Page extract
((
Integration of performance changes
==================================

To deliver a version of bzr with all our planned changes will require
significant integration work. Minimally each change needs to integrate with
some aspect of the bzr version it's merged into, but in reality many of these
changes while conceptually independent will in fact have to integrate with the
other changes we have planned before can have a completed system.

Additionally changes that alter disk formats are inherently more tricky to
integrate because we will often need to alter apis throughout the code base to
expose the increased or reduced model of the preferred disk format.

You can generate a graph ``performance.png`` in the source tree from
Graphviz "dot" file ``performance.dot``.  This graphs out the dependencies
to let us make accurate assessments of the changes needed in terms of code
and API, hopefully minimising the number of different integration steps we
have to take, while giving us a broad surface area for development. It's
based on a summary in the next section of this document of the planned
changes with their expected collaborators and dependencies. Where a
command is listed, the expectation is that all uses of that command -
local, remote, dumb transport and smart transport are being addressed
together.


The following provides a summary of the planned changes and their expected
collaborators within the code base, along with an estimate of whether they are
likely to require changes to their collaborators to be considered 'finished'.

 * Use case target APIs: Each of these is likely to alter the Tree interface.
   Some few of them focus on Branch and will alter Branch and Repository
   accordingly. As they are targeted APIs we can deep changes all the way down
   the stack to the underlying representation to make it all fit well.
   Presenting a top level API for many things will be possible now as long as
   the exposed data is audited for things we plan to make optional, or remove:
   Such things cannot be present in the final API. Writing these APIs now will
   provide strong feedback to the design process for those things which are
   considered optional or removable, so these APIs should be implemented
   before removing or making optional existing data.

 * Deprecating versioned files as a supported API: This collaborates with the
   Repository API but can probably be done by adding a replacement API for
   places where the versioned-file api is used. We may well want to keep a
   concept of 'a file over time' or 'inventories over time', so the existing
   repository model of exposing versioned file objects may be ok; what we need
   to ensure we do is remove the places in the code base where you create or
   remove or otherwise describe manipulation of the storage by knit rather than
   talking at the level of file ids and revision ids. The current
   versioned-file API would be a burden for implementors of a blob based
   repository format, so the removal of callers, and deprecation of those parts
   of the API should be done before creating a blob based repository format.

 * Creating a revision validator: Revision validators may depend on storage
   layer changes to inventories so while we can create a revision validator
   API, we cannot create the final one until we have the inventory structural
   changes completed.

 * Annotation caching API: This API is a prerequisite for new repository
   formats. If written after they are introduced we may find that the
   repository is lacking in functionality, so the API should be implemented
   first.

 * _iter_changes based merging: If the current _iter_changes_ API is
   insufficient, we should know about that before designing the disk format for
   generating fast _iter_changes_ output.

 * Network-efficient revision graph API: This influences what questions we will
   want to ask a local repository very quickly; as such it's a driver for the
   new repository format and should be in place first if possible. Its probably
   not sufficiently different to local operations to make this a hard ordering
   though.
))
Challenge A
Using the passage on integrating bzr performance changes, decide whether each statement agrees with it, and answer yes or no with the deciding words quoted: (i) The annotation caching API should be implemented after the new repository formats are introduced. (ii) The final revision validator can be created before the inventory structural changes are complete. (iii) The use case target APIs are likely to alter the Tree interface.
Challenge B
According to the passage on integrating bzr performance changes, why should callers of the versioned-file API be removed, and those parts of the API deprecated, before a blob based repository format is created?
Rely only on the passage on integrating bzr performance changes.

Layout annotation data
((
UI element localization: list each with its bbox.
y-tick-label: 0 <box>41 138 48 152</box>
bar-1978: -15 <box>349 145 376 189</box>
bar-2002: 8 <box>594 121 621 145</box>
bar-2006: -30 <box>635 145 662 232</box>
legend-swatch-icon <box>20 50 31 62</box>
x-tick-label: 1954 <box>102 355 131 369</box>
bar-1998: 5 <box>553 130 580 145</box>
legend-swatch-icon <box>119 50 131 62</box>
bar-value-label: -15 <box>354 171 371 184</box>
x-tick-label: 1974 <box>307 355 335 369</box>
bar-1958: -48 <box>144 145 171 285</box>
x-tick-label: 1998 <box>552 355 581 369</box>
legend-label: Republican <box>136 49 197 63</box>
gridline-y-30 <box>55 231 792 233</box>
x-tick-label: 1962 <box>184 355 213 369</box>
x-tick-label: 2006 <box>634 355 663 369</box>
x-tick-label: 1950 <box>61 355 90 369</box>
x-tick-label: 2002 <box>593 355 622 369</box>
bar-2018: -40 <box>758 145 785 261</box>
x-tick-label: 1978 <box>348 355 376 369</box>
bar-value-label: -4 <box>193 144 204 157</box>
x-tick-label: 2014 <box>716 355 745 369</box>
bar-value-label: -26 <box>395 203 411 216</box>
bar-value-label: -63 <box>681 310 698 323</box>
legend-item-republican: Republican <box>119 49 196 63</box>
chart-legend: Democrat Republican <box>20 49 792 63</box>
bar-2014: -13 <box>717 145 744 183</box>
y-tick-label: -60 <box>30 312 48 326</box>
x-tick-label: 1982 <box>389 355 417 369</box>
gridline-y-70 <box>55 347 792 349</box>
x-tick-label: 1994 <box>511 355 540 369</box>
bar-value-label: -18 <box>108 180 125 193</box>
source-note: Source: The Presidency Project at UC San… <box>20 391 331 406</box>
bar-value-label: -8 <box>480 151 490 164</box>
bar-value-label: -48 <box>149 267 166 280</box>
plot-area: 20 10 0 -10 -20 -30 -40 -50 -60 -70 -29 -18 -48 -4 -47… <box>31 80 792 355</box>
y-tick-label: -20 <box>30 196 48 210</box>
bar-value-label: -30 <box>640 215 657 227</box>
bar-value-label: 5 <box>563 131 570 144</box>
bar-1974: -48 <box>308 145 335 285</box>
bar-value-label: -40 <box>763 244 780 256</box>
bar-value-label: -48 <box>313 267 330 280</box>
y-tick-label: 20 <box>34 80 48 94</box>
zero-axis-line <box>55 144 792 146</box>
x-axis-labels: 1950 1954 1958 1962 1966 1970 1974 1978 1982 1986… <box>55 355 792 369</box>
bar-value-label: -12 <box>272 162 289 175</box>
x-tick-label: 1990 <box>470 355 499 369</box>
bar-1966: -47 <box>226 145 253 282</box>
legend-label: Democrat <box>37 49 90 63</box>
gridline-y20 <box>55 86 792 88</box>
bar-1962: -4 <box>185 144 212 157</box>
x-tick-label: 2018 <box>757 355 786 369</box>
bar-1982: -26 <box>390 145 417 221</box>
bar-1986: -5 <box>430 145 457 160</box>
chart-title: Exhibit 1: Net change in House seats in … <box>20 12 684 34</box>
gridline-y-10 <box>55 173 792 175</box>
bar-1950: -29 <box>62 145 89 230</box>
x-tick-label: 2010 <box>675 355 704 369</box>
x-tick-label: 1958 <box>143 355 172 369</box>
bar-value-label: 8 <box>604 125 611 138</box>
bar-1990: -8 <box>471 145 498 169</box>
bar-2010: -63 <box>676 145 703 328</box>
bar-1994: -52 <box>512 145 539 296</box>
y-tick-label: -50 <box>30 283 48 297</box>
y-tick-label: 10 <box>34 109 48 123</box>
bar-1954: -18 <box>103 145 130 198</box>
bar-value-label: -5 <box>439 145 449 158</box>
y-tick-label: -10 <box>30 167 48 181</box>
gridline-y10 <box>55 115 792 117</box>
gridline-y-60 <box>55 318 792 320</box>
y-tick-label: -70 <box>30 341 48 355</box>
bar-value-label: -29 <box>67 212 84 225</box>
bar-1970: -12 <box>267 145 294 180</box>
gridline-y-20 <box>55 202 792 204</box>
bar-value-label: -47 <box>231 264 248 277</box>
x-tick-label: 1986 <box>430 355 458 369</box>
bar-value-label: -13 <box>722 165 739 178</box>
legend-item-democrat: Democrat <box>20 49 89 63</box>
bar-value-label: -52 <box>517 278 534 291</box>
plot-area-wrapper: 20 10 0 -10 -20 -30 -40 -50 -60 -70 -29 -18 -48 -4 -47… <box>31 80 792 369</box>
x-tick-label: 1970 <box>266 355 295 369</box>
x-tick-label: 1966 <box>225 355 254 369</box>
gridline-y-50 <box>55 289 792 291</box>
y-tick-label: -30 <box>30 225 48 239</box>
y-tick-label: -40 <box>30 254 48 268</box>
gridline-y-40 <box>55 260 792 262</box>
))
Correct result A
(i) No: "the API should be implemented first."
(ii) No: "we cannot create the final one until we have the inventory structural changes completed."
(iii) Yes: "Each of these is likely to alter the Tree interface."

Correct result B
The current versioned-file API would be a burden for anyone implementing a blob based repository format. Removing the callers and deprecating those parts of the API first avoids that burden.